__Short task A__.
Per the NNablaRL overview, what is the minimum Python version the library supports?

__Extract provided__.
□ □ □
Deep reinforcement learning library built on top of Neural Network Libraries

Overview

License Build status

Deep Reinforcement Learning Library built on top of Neural Network Libraries

NNablaRL is a deep reinforcement learning library built on top of Neural Network Libraries that is intended to be used for research, development and production.

Installation

Installing NNablaRL is easy!

$ pip install nnabla-rl

NNablaRL only supports Python version >= 3.6 and NNabla version >= 1.17.

Enabling GPU accelaration (Optional)

NNablaRL algorithms run on CPU by default. To run the algorithm on GPU, first install nnabla-ext-cuda as follows. (Replace [cuda-version] depending on the CUDA version installed on your machine.)

$ pip install nnabla-ext-cuda[cuda-version]
# Example installation. Supposing CUDA 11.0 is installed on your machine.
□ □ □
__Data entries__.
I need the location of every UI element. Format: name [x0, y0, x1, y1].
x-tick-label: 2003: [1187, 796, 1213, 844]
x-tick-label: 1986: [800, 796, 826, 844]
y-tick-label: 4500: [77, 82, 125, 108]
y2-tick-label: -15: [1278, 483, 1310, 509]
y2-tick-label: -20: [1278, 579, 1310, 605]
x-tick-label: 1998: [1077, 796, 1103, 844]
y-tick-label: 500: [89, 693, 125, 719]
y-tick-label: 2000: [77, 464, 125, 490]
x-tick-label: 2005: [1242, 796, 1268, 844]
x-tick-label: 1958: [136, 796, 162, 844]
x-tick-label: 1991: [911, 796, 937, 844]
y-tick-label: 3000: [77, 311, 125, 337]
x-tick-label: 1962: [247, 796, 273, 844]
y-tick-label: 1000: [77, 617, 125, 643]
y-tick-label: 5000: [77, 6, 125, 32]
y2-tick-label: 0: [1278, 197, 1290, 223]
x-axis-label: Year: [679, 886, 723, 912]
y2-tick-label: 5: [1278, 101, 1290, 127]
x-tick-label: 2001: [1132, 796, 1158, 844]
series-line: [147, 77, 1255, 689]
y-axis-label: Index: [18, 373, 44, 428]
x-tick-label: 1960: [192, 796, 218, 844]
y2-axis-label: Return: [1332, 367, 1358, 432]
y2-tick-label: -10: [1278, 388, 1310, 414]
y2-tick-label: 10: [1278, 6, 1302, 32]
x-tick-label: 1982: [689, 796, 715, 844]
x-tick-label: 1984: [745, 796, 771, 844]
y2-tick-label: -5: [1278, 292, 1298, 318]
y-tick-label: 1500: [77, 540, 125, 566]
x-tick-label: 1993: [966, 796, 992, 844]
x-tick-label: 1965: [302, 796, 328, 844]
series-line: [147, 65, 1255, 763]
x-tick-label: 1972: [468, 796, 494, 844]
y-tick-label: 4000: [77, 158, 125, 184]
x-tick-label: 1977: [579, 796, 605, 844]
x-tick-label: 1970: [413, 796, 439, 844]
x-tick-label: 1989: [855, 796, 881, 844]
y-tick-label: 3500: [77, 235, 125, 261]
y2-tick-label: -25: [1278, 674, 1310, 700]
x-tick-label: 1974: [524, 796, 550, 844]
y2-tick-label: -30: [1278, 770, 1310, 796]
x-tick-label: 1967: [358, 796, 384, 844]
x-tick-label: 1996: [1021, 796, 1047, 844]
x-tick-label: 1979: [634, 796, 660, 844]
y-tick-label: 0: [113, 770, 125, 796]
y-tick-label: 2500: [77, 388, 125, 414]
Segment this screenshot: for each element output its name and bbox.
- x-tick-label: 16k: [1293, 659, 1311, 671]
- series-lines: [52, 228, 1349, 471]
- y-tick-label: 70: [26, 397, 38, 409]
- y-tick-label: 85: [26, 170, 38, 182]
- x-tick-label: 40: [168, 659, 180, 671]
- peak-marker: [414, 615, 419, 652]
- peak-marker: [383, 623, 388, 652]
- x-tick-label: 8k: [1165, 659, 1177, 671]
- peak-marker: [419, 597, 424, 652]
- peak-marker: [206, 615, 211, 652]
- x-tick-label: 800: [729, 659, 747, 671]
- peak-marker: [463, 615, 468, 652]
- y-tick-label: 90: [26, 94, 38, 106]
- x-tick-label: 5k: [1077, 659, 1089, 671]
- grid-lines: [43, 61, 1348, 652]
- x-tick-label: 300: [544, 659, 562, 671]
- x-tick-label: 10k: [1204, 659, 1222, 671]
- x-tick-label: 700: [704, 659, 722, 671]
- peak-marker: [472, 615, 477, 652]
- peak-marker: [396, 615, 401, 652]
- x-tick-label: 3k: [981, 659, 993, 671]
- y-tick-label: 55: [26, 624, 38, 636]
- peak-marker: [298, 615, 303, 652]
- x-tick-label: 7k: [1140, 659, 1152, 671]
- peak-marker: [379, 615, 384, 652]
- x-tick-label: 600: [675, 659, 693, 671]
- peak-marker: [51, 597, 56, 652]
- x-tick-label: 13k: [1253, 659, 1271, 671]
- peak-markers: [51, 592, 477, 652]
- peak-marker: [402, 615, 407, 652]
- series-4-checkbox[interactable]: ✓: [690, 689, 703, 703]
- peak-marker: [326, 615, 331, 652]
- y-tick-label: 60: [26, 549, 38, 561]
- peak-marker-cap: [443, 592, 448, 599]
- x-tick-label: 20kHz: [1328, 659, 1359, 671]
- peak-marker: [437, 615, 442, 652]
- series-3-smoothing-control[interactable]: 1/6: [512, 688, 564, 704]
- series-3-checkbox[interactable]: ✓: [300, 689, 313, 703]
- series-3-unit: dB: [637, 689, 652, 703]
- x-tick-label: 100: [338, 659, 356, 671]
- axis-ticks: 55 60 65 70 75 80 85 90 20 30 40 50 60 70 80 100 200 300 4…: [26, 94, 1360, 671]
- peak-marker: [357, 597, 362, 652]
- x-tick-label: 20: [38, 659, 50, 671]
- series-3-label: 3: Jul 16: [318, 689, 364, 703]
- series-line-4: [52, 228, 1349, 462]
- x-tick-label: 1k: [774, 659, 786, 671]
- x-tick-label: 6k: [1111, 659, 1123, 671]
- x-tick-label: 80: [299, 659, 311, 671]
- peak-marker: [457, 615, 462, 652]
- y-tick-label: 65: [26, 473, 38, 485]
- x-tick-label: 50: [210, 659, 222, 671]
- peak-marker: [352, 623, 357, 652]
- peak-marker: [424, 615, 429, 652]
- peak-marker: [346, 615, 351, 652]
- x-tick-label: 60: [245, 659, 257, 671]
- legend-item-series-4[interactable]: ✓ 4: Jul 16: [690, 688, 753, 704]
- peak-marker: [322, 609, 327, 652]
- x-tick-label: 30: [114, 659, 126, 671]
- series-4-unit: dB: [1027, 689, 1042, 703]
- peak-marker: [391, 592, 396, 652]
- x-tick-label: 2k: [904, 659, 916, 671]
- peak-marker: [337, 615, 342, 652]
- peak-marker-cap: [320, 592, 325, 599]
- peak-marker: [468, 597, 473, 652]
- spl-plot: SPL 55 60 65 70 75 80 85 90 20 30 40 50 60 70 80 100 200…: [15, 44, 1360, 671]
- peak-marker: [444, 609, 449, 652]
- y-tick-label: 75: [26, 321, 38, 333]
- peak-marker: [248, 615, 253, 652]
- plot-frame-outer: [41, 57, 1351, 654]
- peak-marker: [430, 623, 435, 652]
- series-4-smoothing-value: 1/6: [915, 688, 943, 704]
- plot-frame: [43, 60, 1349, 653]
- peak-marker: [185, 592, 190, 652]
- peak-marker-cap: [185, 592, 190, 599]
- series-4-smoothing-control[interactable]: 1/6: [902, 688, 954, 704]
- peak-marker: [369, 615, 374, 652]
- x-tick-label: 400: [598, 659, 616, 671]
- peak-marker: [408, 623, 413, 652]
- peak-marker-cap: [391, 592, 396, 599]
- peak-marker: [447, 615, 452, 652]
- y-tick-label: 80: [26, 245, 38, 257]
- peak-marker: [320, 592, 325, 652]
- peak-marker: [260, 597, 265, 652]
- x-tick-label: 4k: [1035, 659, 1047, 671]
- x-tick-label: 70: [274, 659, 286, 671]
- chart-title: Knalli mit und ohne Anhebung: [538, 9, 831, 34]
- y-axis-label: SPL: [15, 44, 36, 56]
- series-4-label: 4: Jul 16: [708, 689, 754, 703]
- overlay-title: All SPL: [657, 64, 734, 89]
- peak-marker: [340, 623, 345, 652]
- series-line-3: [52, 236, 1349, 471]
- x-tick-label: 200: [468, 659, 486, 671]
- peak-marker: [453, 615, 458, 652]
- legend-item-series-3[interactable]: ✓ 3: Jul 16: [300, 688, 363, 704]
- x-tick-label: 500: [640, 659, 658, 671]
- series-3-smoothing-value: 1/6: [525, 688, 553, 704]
□ □ □
__Short task B__.
Rewrite as a numbered list the rows from the first row through the row containing "x-tick-label: 1998: [1077, 796, 1103, 844]", including both, and omit any blank lines.

__Exercise solution A__.
Python 3.6

__Exercise solution B__.
1. I need the location of every UI element. Format: name [x0, y0, x1, y1].
2. x-tick-label: 2003: [1187, 796, 1213, 844]
3. x-tick-label: 1986: [800, 796, 826, 844]
4. y-tick-label: 4500: [77, 82, 125, 108]
5. y2-tick-label: -15: [1278, 483, 1310, 509]
6. y2-tick-label: -20: [1278, 579, 1310, 605]
7. x-tick-label: 1998: [1077, 796, 1103, 844]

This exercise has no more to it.